GOAL: Select the lines of the records containing the word "text" and list them.

[start]

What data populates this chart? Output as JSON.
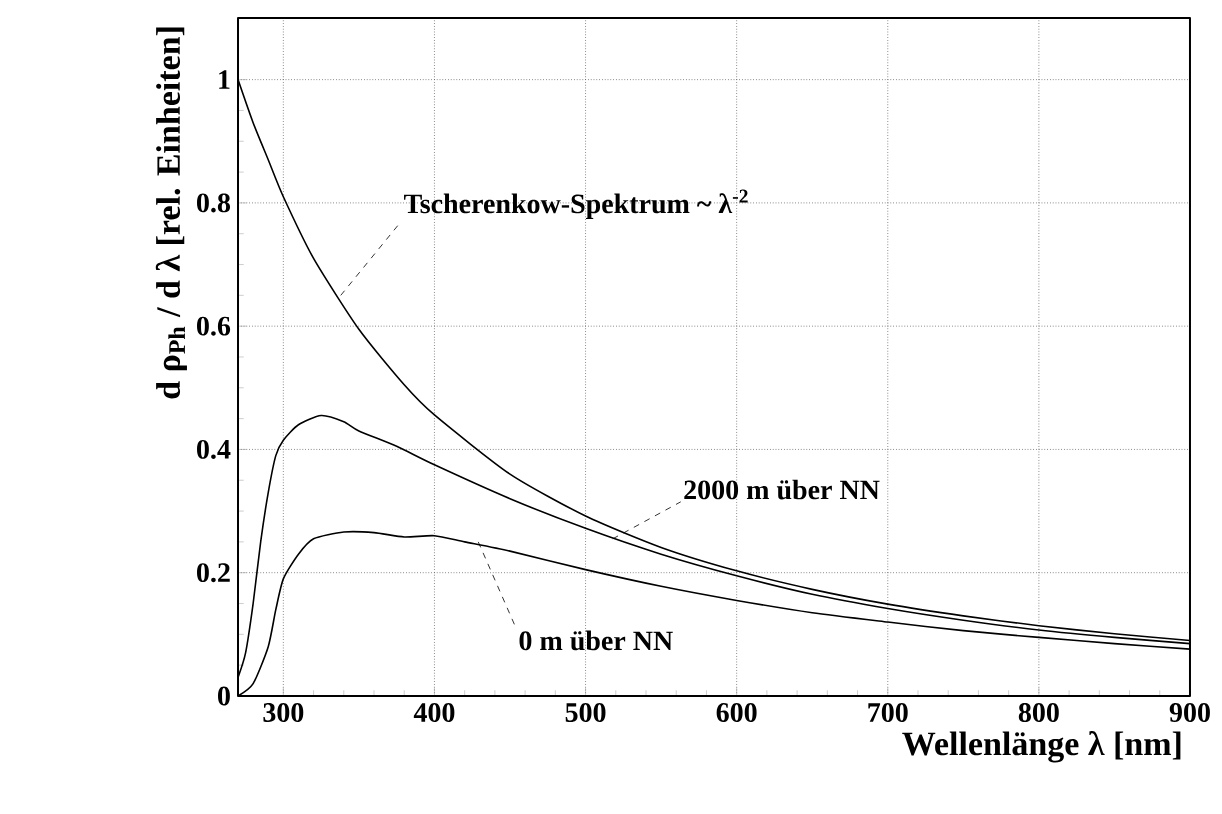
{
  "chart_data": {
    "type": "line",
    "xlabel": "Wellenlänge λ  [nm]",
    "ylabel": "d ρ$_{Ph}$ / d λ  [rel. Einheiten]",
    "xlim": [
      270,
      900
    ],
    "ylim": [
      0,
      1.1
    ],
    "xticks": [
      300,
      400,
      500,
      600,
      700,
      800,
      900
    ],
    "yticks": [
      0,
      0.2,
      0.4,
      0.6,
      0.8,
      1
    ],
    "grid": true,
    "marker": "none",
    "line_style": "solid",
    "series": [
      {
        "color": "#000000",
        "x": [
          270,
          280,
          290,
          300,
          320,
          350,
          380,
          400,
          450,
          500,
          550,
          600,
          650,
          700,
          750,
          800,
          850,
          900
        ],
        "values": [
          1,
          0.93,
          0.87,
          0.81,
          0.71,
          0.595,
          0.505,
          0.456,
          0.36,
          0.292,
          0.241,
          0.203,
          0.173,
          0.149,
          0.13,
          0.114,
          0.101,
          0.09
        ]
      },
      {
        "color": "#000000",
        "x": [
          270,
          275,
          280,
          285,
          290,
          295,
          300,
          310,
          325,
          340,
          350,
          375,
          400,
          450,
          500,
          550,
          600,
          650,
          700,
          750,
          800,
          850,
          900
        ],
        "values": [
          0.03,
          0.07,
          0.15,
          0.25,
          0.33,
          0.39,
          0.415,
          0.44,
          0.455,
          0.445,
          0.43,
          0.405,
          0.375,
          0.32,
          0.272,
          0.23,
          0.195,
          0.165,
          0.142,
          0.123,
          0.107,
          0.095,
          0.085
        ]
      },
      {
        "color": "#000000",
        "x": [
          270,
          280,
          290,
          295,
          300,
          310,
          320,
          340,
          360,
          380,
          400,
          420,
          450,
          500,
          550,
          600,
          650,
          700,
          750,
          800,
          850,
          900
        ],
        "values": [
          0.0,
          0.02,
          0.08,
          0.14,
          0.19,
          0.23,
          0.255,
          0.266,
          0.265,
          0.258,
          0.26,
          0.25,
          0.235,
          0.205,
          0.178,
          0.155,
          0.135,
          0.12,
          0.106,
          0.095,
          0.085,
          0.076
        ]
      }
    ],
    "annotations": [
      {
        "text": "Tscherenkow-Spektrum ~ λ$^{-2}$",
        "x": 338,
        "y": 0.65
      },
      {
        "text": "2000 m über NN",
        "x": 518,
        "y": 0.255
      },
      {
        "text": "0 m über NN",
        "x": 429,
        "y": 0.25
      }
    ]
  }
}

[end]

RESULT:
        "text": "Tscherenkow-Spektrum ~ λ$^{-2}$",
        "text": "2000 m über NN",
        "text": "0 m über NN",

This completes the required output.